— BEGIN Input material —

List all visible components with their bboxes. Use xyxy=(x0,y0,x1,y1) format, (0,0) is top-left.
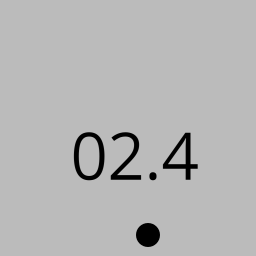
staticText: 02.4 xyxy=(70,110,198,199)
button[interactable]: Record xyxy=(136,223,160,247)
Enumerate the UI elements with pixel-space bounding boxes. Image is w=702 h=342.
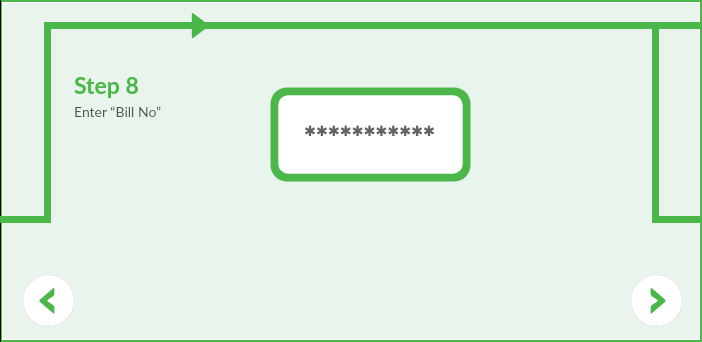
staticText: Enter “Bill No” <box>74 103 162 120</box>
staticText: Step 8 <box>74 71 139 99</box>
button[interactable]: Previous step <box>22 274 75 327</box>
button[interactable]: Next step <box>630 274 683 327</box>
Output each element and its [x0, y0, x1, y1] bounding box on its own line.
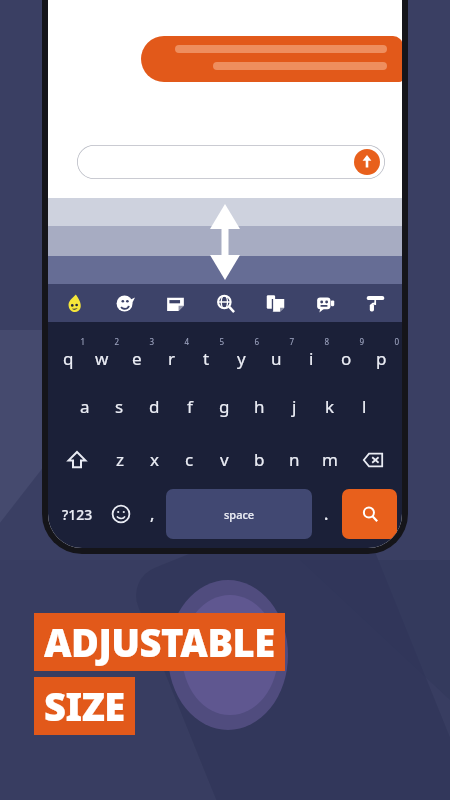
staticText: 0 [394, 336, 399, 347]
button[interactable]: 7 [259, 326, 294, 380]
staticText: k [325, 395, 335, 418]
staticText: SIZE [44, 680, 125, 732]
button[interactable]: Sticker robot [312, 290, 338, 316]
button[interactable]: Emoji [112, 290, 138, 316]
staticText: h [254, 395, 265, 418]
button[interactable]: l [347, 380, 382, 433]
button[interactable]: s [102, 380, 137, 433]
staticText: c [185, 448, 194, 471]
button[interactable]: 9 [329, 326, 364, 380]
button[interactable]: 6 [224, 326, 259, 380]
button[interactable]: Themes [362, 290, 388, 316]
staticText: w [95, 347, 109, 370]
button[interactable]: Search [212, 290, 238, 316]
staticText: space [224, 507, 255, 522]
staticText: u [271, 347, 282, 370]
button[interactable]: j [277, 380, 312, 433]
button[interactable]: m [312, 433, 347, 486]
button[interactable]: Stickers [62, 290, 88, 316]
button[interactable]: f [172, 380, 207, 433]
staticText: m [322, 448, 338, 471]
staticText: r [168, 347, 176, 370]
staticText: i [309, 347, 314, 370]
button[interactable]: Clipboard [262, 290, 288, 316]
button[interactable]: k [312, 380, 347, 433]
button[interactable]: n [277, 433, 312, 486]
button[interactable]: a [68, 380, 102, 433]
button[interactable]: Send [354, 149, 380, 175]
button[interactable]: Send [77, 145, 385, 179]
button[interactable]: GIF [162, 290, 188, 316]
staticText: z [116, 448, 124, 471]
button[interactable]: 5 [189, 326, 224, 380]
staticText: 3 [149, 336, 154, 347]
button[interactable]: h [242, 380, 277, 433]
button[interactable]: 2 [85, 326, 119, 380]
button[interactable]: 1 [51, 326, 85, 380]
staticText: t [203, 347, 210, 370]
staticText: d [149, 395, 160, 418]
staticText: 6 [254, 336, 259, 347]
staticText: n [289, 448, 300, 471]
button[interactable]: 8 [294, 326, 329, 380]
button[interactable]: Emoji [103, 486, 138, 542]
staticText: 7 [289, 336, 294, 347]
staticText: j [292, 395, 297, 418]
staticText: ADJUSTABLE [44, 616, 275, 668]
button[interactable]: g [207, 380, 242, 433]
button[interactable]: Search [342, 489, 397, 539]
button[interactable]: , [138, 486, 166, 542]
staticText: b [254, 448, 265, 471]
staticText: l [362, 395, 367, 418]
staticText: 5 [219, 336, 224, 347]
button[interactable]: 4 [154, 326, 189, 380]
staticText: 9 [359, 336, 364, 347]
staticText: g [219, 395, 230, 418]
staticText: 2 [114, 336, 119, 347]
staticText: ?123 [62, 505, 93, 524]
button[interactable]: c [172, 433, 207, 486]
staticText: o [341, 347, 352, 370]
staticText: 8 [324, 336, 329, 347]
staticText: v [220, 448, 229, 471]
staticText: y [237, 347, 246, 370]
button[interactable]: v [207, 433, 242, 486]
staticText: 4 [184, 336, 189, 347]
staticText: p [376, 347, 387, 370]
button[interactable] [141, 36, 402, 82]
button[interactable]: z [102, 433, 137, 486]
button[interactable]: . [312, 486, 340, 542]
staticText: . [324, 503, 329, 525]
button[interactable]: 3 [119, 326, 154, 380]
staticText: a [80, 395, 90, 418]
button[interactable]: ?123 [51, 486, 103, 542]
staticText: x [150, 448, 159, 471]
staticText: e [132, 347, 142, 370]
staticText: f [187, 395, 193, 418]
staticText: , [150, 503, 155, 525]
button[interactable]: 0 [364, 326, 399, 380]
button[interactable]: d [137, 380, 172, 433]
button[interactable]: b [242, 433, 277, 486]
button[interactable]: Backspace [347, 433, 399, 486]
staticText: s [115, 395, 124, 418]
button[interactable]: Shift [51, 433, 102, 486]
staticText: q [63, 347, 74, 370]
staticText: 1 [80, 336, 85, 347]
button[interactable]: x [137, 433, 172, 486]
button[interactable]: space [166, 489, 312, 539]
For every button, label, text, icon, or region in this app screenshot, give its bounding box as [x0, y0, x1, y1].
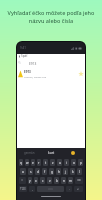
button[interactable]: Hladat — [17, 58, 85, 67]
staticText: h — [58, 170, 60, 174]
staticText: Späť — [21, 54, 28, 58]
button[interactable]: Backspace — [75, 177, 83, 184]
button[interactable]: a — [20, 168, 26, 175]
staticText: ?123 — [20, 187, 26, 191]
button[interactable]: Spat — [17, 54, 85, 58]
staticText: t — [45, 161, 47, 165]
button[interactable]: t — [43, 159, 48, 166]
button[interactable]: kurt — [40, 151, 62, 155]
staticText: Vyhľadať éčko môžete podľa jeho názvu al… — [0, 9, 102, 25]
button[interactable]: w — [25, 159, 29, 166]
button[interactable]: germán — [18, 151, 40, 155]
staticText: m — [69, 179, 72, 183]
staticText: p — [80, 161, 82, 165]
staticText: f — [44, 170, 46, 174]
button[interactable]: Symbols — [19, 186, 27, 192]
button[interactable]: p — [78, 159, 83, 166]
staticText: E913 — [29, 62, 37, 66]
button[interactable]: b — [54, 177, 59, 184]
staticText: k — [72, 170, 74, 174]
button[interactable]: f — [42, 168, 47, 175]
staticText: kurt — [48, 151, 55, 155]
staticText: j — [65, 170, 66, 174]
button[interactable]: y — [28, 177, 32, 184]
button[interactable]: k — [70, 168, 75, 175]
staticText: s — [30, 170, 32, 174]
staticText: g — [51, 170, 53, 174]
staticText: v — [49, 179, 51, 183]
button[interactable]: e — [31, 159, 35, 166]
staticText: 9:41 — [20, 46, 26, 50]
button[interactable]: Emoji — [62, 151, 84, 155]
button[interactable]: m — [68, 177, 73, 184]
staticText: d — [37, 170, 39, 174]
staticText: c — [42, 179, 44, 183]
button[interactable]: v — [47, 177, 52, 184]
button[interactable]: o — [71, 159, 76, 166]
button[interactable]: l — [77, 168, 82, 175]
button[interactable]: j — [63, 168, 68, 175]
staticText: germán — [24, 151, 35, 155]
staticText: o — [73, 161, 75, 165]
button[interactable]: g — [49, 168, 54, 175]
staticText: i — [66, 161, 67, 165]
button[interactable]: s — [28, 168, 33, 175]
other: Hladat — [18, 61, 21, 64]
button[interactable]: Medzerník — [37, 186, 64, 192]
staticText: . — [69, 187, 70, 191]
button[interactable]: x — [34, 177, 38, 184]
staticText: E913 — [24, 70, 31, 74]
button[interactable]: z — [50, 159, 55, 166]
staticText: a — [22, 170, 24, 174]
other: Spat — [18, 55, 21, 58]
staticText: ⌫ — [77, 179, 81, 182]
staticText: n — [63, 179, 65, 183]
staticText: y — [29, 179, 31, 183]
button[interactable]: n — [61, 177, 66, 184]
button[interactable]: E913 — [17, 67, 85, 80]
button[interactable]: c — [40, 177, 45, 184]
staticText: x — [35, 179, 37, 183]
staticText: Lanolín, vlnený tuk — [24, 75, 47, 78]
button[interactable]: d — [35, 168, 40, 175]
staticText: b — [56, 179, 58, 183]
button[interactable]: i — [64, 159, 69, 166]
button[interactable]: Period — [66, 186, 72, 192]
button[interactable]: Enter — [74, 186, 83, 192]
button[interactable]: r — [37, 159, 41, 166]
staticText: r — [38, 161, 40, 165]
button[interactable]: h — [56, 168, 61, 175]
staticText: u — [59, 161, 61, 165]
button[interactable]: u — [57, 159, 62, 166]
staticText: z — [52, 161, 54, 165]
button[interactable]: Comma — [29, 186, 35, 192]
other: Emoji — [71, 151, 75, 155]
staticText: e — [32, 161, 34, 165]
staticText: w — [26, 161, 29, 165]
other: Oblubene — [78, 71, 84, 77]
staticText: ↵ — [77, 188, 80, 191]
staticText: l — [79, 170, 80, 174]
staticText: ⇧ — [21, 179, 24, 182]
button[interactable]: Shift — [19, 177, 26, 184]
staticText: , — [32, 187, 33, 191]
button[interactable]: q — [19, 159, 23, 166]
staticText: q — [20, 161, 22, 165]
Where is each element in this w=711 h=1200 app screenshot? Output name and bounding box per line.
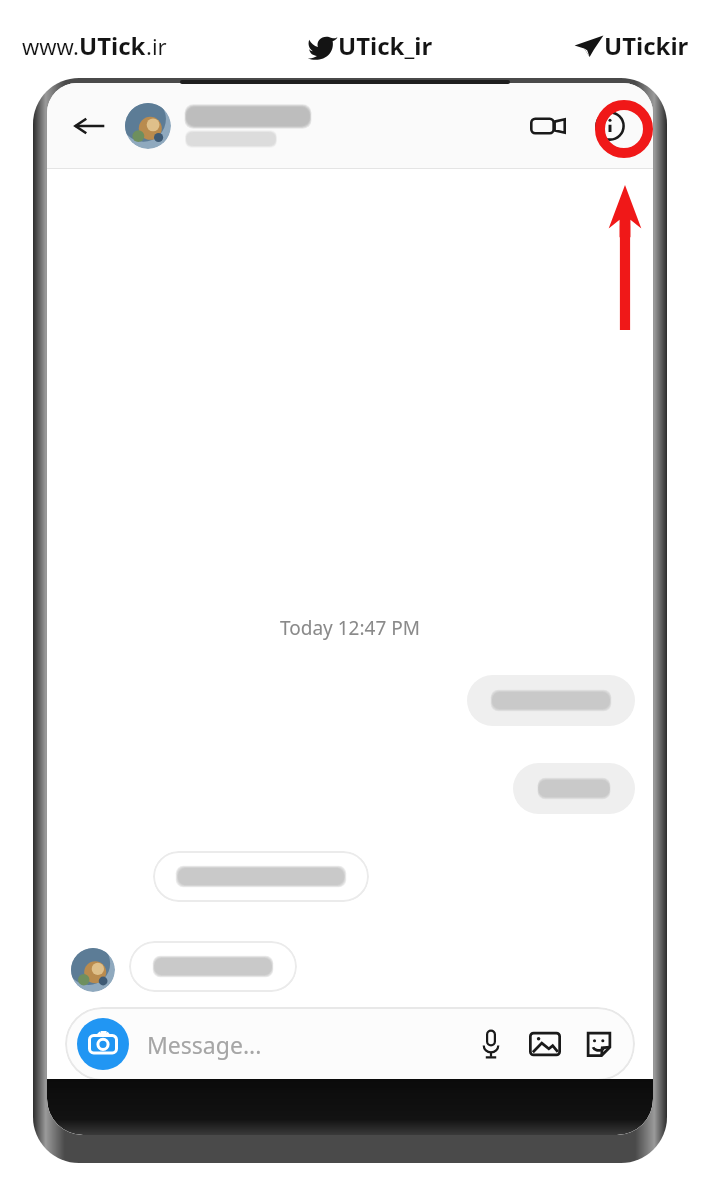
staticText: Message... [147, 1029, 262, 1060]
button[interactable]: Back [63, 100, 115, 152]
button[interactable] [125, 103, 521, 149]
button[interactable]: Voice message [467, 1020, 515, 1068]
staticText: Today 12:47 PM [280, 615, 420, 641]
button[interactable]: Info [583, 99, 637, 153]
button[interactable]: Camera [65, 1007, 635, 1081]
button[interactable]: Stickers [575, 1020, 623, 1068]
button[interactable] [153, 851, 369, 902]
button[interactable] [129, 941, 297, 992]
staticText: UTick_ir [338, 29, 433, 62]
button[interactable] [513, 763, 635, 814]
staticText: .ir [146, 31, 167, 61]
button[interactable] [467, 675, 635, 726]
staticText: UTick [79, 29, 146, 62]
staticText: www. [22, 31, 79, 61]
button[interactable]: Camera [77, 1018, 129, 1070]
button[interactable]: Video call [521, 99, 575, 153]
button[interactable]: Gallery [521, 1020, 569, 1068]
staticText: UTickir [604, 29, 689, 62]
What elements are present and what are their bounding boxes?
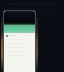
staticText: Automate Record Actions Replay xyxy=(8,2,56,6)
button[interactable] xyxy=(6,54,33,56)
button[interactable] xyxy=(6,38,33,40)
button[interactable] xyxy=(6,42,33,44)
button[interactable]: Search xyxy=(4,11,35,72)
button[interactable] xyxy=(6,46,33,48)
button[interactable] xyxy=(6,50,33,52)
staticText: Tap record to capture your steps xyxy=(12,7,52,11)
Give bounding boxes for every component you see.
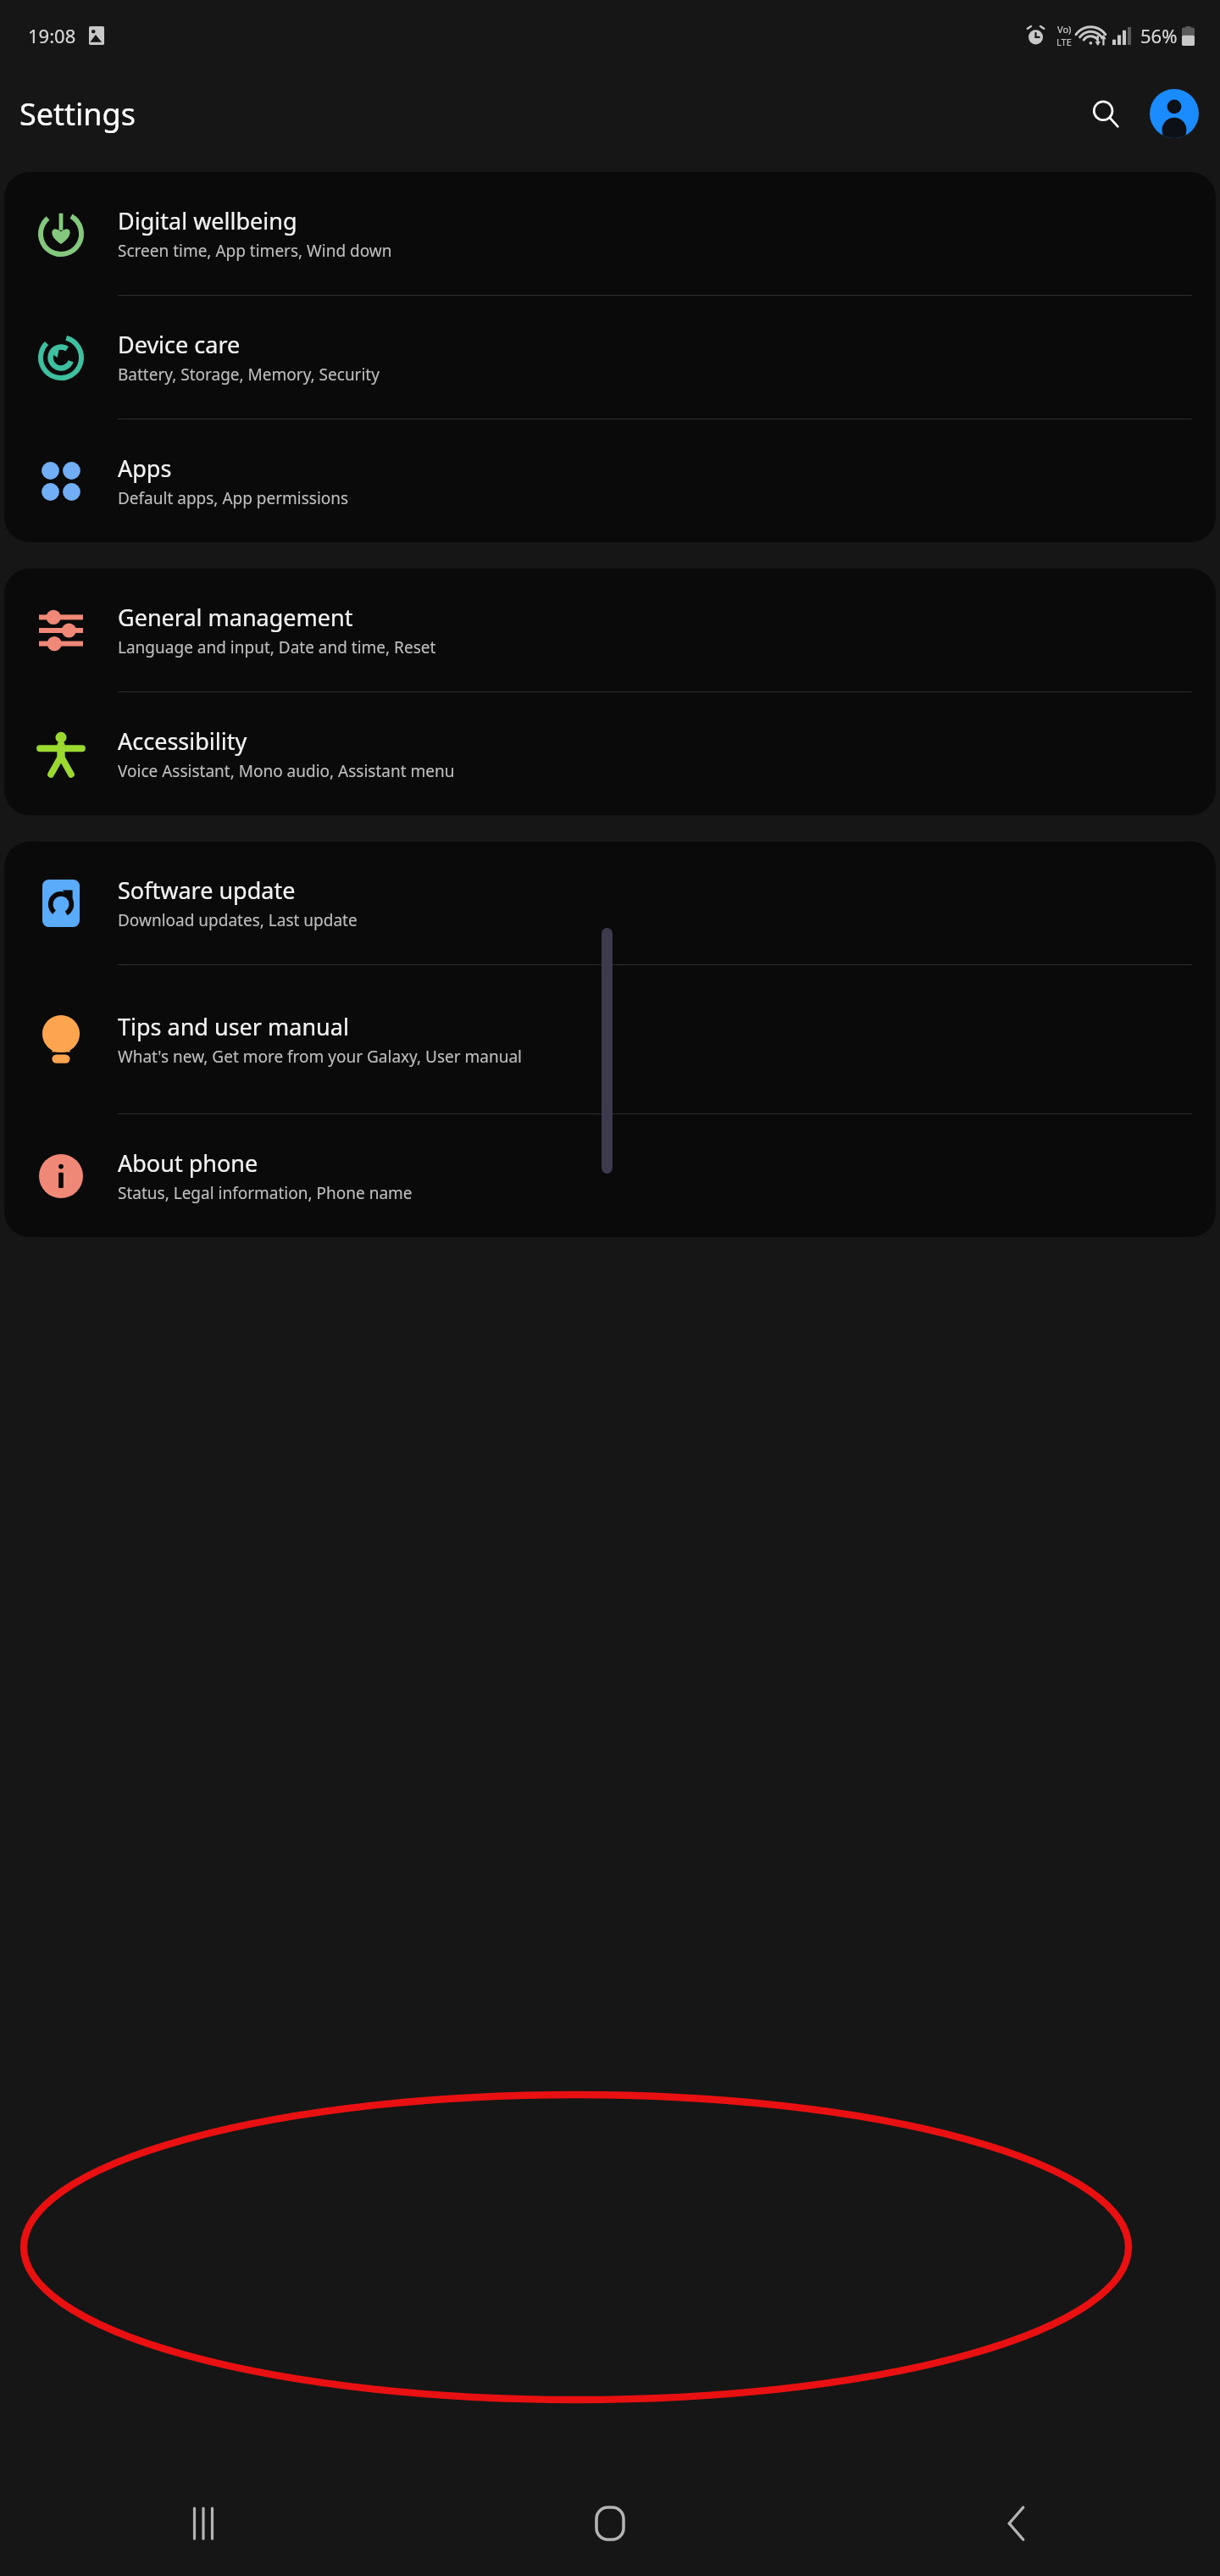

— END Input material —

• Aim of the task
Reproduce the material from its start through the line containing "Output each element", both ends included, with each line kept as is. Leave the pictures out.

• Complete response
List all visible components with their bboxes. Use xyxy=(x0,y0,x1,y1) format, (0,0) is top-left.
staticText: 02.4 xyxy=(70,110,198,199)
button[interactable]: Record xyxy=(136,223,160,247)
Enumerate the UI elements with pixel-space bounding boxes. Image is w=702 h=342.
staticText: Enter “Bill No” <box>74 103 162 120</box>
staticText: Step 8 <box>74 71 139 99</box>
button[interactable]: Previous step <box>22 274 75 327</box>
button[interactable]: Next step <box>630 274 683 327</box>
Output each element and its [x0, y0, x1, y1] bounding box on its own line.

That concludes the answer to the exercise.